Work to do:
Among the lines below, list those containing the string "Cost".

#### Input for this task ####

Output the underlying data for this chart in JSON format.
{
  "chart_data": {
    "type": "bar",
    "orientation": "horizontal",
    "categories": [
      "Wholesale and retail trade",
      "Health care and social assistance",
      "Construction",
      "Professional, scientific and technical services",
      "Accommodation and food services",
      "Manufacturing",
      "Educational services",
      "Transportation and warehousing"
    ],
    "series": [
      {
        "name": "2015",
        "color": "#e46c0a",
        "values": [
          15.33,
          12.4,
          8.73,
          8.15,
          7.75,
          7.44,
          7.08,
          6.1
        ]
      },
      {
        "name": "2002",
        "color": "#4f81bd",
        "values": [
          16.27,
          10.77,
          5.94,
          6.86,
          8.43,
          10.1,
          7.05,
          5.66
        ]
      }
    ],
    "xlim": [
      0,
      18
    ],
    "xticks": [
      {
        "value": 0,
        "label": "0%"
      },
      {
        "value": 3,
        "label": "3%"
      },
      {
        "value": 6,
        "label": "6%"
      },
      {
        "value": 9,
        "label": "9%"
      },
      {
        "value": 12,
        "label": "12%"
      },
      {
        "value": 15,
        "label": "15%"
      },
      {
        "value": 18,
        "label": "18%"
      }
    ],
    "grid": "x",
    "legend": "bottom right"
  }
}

####
#### Input for this task ####

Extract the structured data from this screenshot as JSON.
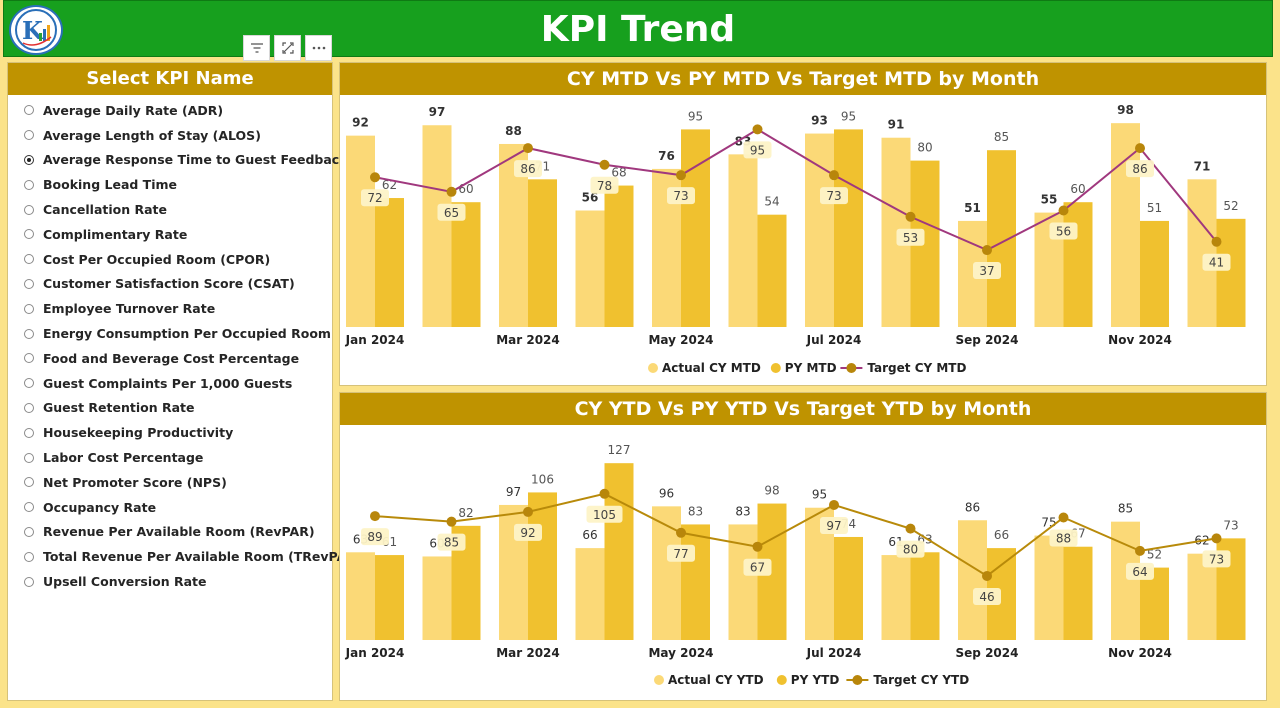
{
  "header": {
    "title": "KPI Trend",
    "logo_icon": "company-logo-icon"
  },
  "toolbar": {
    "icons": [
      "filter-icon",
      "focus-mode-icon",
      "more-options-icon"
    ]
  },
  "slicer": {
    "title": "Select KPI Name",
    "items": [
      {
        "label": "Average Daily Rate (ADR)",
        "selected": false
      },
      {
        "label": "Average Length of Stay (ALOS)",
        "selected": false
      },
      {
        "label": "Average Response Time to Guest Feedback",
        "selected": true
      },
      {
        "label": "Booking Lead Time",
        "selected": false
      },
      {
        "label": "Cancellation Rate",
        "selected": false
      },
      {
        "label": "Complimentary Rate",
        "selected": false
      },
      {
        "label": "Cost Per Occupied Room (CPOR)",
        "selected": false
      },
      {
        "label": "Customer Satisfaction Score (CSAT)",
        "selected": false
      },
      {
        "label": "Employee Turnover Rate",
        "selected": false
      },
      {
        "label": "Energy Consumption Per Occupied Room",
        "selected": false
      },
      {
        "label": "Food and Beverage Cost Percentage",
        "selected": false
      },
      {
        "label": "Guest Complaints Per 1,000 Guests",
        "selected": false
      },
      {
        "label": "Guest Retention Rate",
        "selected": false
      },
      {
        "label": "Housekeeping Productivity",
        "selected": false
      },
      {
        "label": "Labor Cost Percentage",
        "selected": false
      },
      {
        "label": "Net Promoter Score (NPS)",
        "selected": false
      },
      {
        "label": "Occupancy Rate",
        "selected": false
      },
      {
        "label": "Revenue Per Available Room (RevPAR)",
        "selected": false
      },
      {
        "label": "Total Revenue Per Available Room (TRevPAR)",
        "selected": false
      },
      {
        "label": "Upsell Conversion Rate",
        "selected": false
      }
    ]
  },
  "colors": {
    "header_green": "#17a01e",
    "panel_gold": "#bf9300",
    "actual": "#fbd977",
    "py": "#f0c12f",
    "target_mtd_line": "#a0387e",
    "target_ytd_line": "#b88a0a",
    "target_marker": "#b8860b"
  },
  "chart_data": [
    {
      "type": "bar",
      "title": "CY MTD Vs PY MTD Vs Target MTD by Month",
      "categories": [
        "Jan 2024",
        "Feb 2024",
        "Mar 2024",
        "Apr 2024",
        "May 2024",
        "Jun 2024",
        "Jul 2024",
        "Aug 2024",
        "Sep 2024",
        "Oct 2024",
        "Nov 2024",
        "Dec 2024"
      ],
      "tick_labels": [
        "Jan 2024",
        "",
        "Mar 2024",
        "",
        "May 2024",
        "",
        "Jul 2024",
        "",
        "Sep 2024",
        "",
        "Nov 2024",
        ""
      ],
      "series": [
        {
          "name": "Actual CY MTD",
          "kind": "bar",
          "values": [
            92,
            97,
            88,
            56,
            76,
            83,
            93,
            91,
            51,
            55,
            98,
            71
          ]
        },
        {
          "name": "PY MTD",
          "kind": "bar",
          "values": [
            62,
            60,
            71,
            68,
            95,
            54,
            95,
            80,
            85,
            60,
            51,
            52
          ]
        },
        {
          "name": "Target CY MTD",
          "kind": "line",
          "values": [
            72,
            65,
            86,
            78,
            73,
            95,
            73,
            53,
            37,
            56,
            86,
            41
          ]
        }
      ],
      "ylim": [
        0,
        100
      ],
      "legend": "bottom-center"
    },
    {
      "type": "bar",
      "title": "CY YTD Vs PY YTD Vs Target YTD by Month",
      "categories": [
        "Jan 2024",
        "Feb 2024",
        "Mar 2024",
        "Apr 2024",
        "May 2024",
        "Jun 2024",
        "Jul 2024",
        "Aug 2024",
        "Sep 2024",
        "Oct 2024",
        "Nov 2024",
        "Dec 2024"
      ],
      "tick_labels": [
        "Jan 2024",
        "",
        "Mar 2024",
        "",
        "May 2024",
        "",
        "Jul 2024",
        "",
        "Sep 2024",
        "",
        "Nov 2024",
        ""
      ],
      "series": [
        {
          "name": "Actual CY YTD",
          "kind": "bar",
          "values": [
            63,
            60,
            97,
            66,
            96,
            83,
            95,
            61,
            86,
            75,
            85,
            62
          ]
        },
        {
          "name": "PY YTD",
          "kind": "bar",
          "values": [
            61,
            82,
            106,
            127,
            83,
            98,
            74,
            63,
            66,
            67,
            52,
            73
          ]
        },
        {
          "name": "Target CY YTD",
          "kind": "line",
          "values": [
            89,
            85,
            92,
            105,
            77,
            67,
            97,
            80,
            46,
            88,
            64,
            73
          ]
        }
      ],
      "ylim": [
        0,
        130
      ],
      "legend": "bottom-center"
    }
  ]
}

####
#### Input for this task ####

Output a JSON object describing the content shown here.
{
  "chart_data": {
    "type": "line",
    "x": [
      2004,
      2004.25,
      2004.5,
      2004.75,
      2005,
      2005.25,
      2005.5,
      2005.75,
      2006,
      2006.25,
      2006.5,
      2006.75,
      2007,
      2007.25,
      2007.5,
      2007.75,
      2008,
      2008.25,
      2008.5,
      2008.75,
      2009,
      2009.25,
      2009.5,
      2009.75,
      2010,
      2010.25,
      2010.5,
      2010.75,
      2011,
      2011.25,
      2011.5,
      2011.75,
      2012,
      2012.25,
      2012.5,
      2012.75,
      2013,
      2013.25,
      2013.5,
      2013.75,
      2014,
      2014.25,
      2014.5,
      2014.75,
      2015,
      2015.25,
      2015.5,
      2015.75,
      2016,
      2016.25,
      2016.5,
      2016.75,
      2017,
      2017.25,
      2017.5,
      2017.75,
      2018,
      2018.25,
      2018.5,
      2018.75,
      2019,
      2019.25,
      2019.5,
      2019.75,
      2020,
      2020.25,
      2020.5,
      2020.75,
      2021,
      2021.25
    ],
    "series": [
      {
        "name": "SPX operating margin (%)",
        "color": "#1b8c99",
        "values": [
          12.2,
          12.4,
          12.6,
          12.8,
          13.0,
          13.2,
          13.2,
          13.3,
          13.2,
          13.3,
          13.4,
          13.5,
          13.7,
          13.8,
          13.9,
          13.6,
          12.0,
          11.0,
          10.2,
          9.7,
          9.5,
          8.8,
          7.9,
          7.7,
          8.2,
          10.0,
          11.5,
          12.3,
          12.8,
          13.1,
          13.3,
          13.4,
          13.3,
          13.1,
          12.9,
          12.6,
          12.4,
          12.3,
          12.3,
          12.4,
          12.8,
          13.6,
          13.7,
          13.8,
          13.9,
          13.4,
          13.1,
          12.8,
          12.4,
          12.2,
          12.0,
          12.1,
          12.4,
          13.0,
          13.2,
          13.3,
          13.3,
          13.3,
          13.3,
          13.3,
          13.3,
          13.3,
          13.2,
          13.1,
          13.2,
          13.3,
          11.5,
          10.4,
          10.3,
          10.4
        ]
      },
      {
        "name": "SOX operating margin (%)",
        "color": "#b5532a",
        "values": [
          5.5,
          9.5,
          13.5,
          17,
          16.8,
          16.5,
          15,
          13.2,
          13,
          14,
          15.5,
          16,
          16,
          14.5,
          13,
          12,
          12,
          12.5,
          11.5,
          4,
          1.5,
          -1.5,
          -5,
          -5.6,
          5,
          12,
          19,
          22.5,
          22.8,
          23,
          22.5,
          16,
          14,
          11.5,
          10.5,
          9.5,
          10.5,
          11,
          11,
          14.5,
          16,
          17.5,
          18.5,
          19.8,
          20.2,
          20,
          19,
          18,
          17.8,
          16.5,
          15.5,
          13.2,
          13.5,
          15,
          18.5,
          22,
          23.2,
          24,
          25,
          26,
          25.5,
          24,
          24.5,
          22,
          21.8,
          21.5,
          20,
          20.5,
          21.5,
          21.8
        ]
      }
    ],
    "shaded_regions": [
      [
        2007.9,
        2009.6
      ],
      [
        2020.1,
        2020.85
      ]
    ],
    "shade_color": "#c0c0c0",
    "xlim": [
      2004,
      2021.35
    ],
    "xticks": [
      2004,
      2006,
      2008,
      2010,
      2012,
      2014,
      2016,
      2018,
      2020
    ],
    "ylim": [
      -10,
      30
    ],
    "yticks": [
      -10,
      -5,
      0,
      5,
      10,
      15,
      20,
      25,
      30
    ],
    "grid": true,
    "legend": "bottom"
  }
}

####

Response to the exercise:
        "label": "Cost Per Occupied Room (CPOR)",
        "label": "Food and Beverage Cost Percentage",
        "label": "Labor Cost Percentage",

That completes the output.